— Start Task input —

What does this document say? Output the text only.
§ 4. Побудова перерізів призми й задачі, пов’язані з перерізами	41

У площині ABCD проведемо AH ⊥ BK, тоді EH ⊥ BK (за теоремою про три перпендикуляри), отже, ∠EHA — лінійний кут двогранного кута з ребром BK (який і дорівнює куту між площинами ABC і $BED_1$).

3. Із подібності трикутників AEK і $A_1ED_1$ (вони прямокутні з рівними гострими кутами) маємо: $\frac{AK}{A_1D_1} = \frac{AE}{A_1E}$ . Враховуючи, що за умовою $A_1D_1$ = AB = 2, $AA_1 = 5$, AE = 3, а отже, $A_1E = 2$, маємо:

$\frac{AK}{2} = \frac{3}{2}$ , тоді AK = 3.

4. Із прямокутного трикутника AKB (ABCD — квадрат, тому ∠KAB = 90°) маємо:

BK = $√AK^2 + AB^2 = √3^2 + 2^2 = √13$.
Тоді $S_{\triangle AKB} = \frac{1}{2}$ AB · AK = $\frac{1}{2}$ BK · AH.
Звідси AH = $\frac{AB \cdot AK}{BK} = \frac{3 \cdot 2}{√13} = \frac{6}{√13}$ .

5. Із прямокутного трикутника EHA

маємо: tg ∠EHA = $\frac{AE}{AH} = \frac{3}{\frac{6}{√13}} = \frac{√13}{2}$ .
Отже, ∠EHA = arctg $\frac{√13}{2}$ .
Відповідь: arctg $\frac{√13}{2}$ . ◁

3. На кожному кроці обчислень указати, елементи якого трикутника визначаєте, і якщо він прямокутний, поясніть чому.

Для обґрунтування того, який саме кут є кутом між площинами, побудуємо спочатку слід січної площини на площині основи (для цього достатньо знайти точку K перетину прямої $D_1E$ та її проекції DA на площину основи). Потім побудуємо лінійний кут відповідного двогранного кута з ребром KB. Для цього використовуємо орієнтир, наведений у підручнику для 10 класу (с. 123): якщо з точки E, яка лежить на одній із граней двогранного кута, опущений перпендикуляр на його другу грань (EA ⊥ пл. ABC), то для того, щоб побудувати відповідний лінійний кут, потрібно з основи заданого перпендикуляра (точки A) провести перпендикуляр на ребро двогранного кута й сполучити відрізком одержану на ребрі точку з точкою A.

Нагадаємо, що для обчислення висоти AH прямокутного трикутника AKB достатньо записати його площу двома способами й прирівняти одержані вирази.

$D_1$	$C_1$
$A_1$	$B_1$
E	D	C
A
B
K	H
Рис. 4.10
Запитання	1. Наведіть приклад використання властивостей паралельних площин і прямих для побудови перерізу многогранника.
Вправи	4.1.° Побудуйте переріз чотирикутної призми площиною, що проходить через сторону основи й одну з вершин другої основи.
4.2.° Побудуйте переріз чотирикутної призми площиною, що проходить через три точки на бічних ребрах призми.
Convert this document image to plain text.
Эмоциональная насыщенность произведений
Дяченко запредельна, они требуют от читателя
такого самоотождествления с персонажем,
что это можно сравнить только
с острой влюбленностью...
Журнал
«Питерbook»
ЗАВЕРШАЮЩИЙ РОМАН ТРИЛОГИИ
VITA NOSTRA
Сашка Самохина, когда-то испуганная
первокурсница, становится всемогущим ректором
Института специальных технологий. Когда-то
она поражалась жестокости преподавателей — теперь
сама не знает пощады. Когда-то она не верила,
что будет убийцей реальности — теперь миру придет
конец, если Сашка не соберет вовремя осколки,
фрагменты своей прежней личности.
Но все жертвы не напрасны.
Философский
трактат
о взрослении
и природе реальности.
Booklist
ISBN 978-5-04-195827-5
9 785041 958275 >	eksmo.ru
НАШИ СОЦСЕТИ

— End Task input —

▶ Goal
Copy each line of the listing that includes "площиною".

▶ Correct answer
Вправи	4.1.° Побудуйте переріз чотирикутної призми площиною, що проходить через сторону основи й одну з вершин другої основи.
4.2.° Побудуйте переріз чотирикутної призми площиною, що проходить через три точки на бічних ребрах призми.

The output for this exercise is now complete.